··· Exercise data

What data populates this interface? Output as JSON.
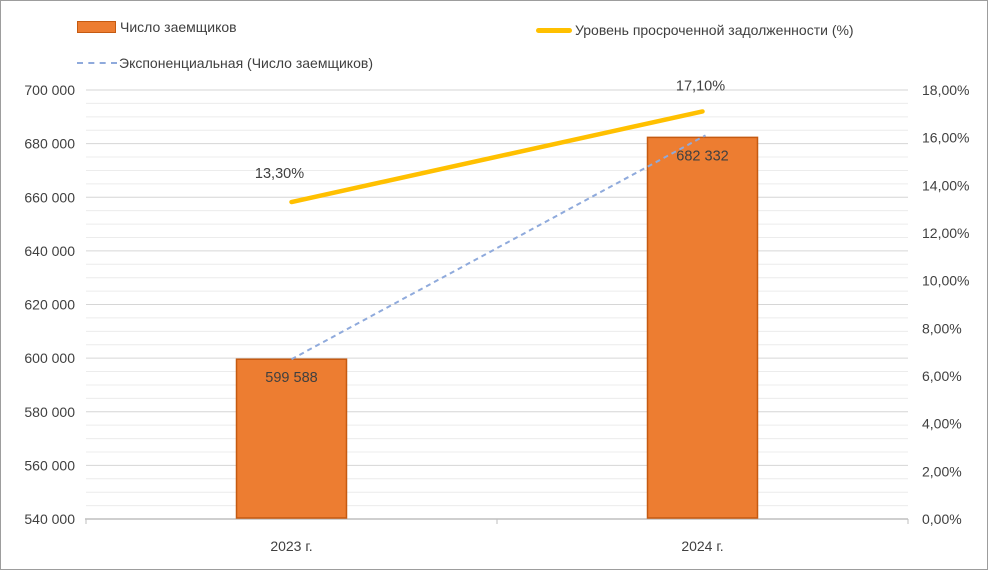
{
  "figure": {
    "background": "#FFFFFF",
    "border_color": "#9D9D9D",
    "text_color": "#404040"
  },
  "legend": {
    "position": "top",
    "items": [
      {
        "label": "Число заемщиков",
        "swatch": "bar-swatch",
        "color": "#ED7D31",
        "border_color": "#C55A11"
      },
      {
        "label": "Экспоненциальная (Число заемщиков)",
        "swatch": "dashed-line-swatch",
        "color": "#8FAADC"
      },
      {
        "label": "Уровень просроченной задолженности (%)",
        "swatch": "line-swatch",
        "color": "#FFC000"
      }
    ]
  },
  "chart_data": {
    "type": "bar",
    "categories": [
      "2023 г.",
      "2024 г."
    ],
    "series": [
      {
        "name": "Число заемщиков",
        "type": "bar",
        "axis": "left",
        "values": [
          599588,
          682332
        ],
        "data_labels": [
          "599 588",
          "682 332"
        ],
        "color": "#ED7D31",
        "border_color": "#C55A11"
      },
      {
        "name": "Уровень просроченной задолженности (%)",
        "type": "line",
        "axis": "right",
        "values": [
          13.3,
          17.1
        ],
        "data_labels": [
          "13,30%",
          "17,10%"
        ],
        "color": "#FFC000"
      },
      {
        "name": "Экспоненциальная (Число заемщиков)",
        "type": "trendline",
        "axis": "left",
        "values": [
          599588,
          682332
        ],
        "line_style": "dashed",
        "color": "#8FAADC"
      }
    ],
    "left_axis": {
      "min": 540000,
      "max": 700000,
      "major_step": 20000,
      "minor_step": 5000,
      "tick_labels": [
        "540 000",
        "560 000",
        "580 000",
        "600 000",
        "620 000",
        "640 000",
        "660 000",
        "680 000",
        "700 000"
      ]
    },
    "right_axis": {
      "min": 0,
      "max": 18,
      "major_step": 2,
      "tick_labels": [
        "0,00%",
        "2,00%",
        "4,00%",
        "6,00%",
        "8,00%",
        "10,00%",
        "12,00%",
        "14,00%",
        "16,00%",
        "18,00%"
      ]
    },
    "grid": {
      "on": true,
      "major_color": "#D6D6D6",
      "minor_color": "#ECECEC",
      "axis_color": "#BFBFBF"
    }
  }
}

······

Reproduce all of the material exactly, apart from the pictures.

What data populates this interface? Output as JSON.
{
  "figure": {
    "background": "#FFFFFF",
    "border_color": "#9D9D9D",
    "text_color": "#404040"
  },
  "legend": {
    "position": "top",
    "items": [
      {
        "label": "Число заемщиков",
        "swatch": "bar-swatch",
        "color": "#ED7D31",
        "border_color": "#C55A11"
      },
      {
        "label": "Экспоненциальная (Число заемщиков)",
        "swatch": "dashed-line-swatch",
        "color": "#8FAADC"
      },
      {
        "label": "Уровень просроченной задолженности (%)",
        "swatch": "line-swatch",
        "color": "#FFC000"
      }
    ]
  },
  "chart_data": {
    "type": "bar",
    "categories": [
      "2023 г.",
      "2024 г."
    ],
    "series": [
      {
        "name": "Число заемщиков",
        "type": "bar",
        "axis": "left",
        "values": [
          599588,
          682332
        ],
        "data_labels": [
          "599 588",
          "682 332"
        ],
        "color": "#ED7D31",
        "border_color": "#C55A11"
      },
      {
        "name": "Уровень просроченной задолженности (%)",
        "type": "line",
        "axis": "right",
        "values": [
          13.3,
          17.1
        ],
        "data_labels": [
          "13,30%",
          "17,10%"
        ],
        "color": "#FFC000"
      },
      {
        "name": "Экспоненциальная (Число заемщиков)",
        "type": "trendline",
        "axis": "left",
        "values": [
          599588,
          682332
        ],
        "line_style": "dashed",
        "color": "#8FAADC"
      }
    ],
    "left_axis": {
      "min": 540000,
      "max": 700000,
      "major_step": 20000,
      "minor_step": 5000,
      "tick_labels": [
        "540 000",
        "560 000",
        "580 000",
        "600 000",
        "620 000",
        "640 000",
        "660 000",
        "680 000",
        "700 000"
      ]
    },
    "right_axis": {
      "min": 0,
      "max": 18,
      "major_step": 2,
      "tick_labels": [
        "0,00%",
        "2,00%",
        "4,00%",
        "6,00%",
        "8,00%",
        "10,00%",
        "12,00%",
        "14,00%",
        "16,00%",
        "18,00%"
      ]
    },
    "grid": {
      "on": true,
      "major_color": "#D6D6D6",
      "minor_color": "#ECECEC",
      "axis_color": "#BFBFBF"
    }
  }
}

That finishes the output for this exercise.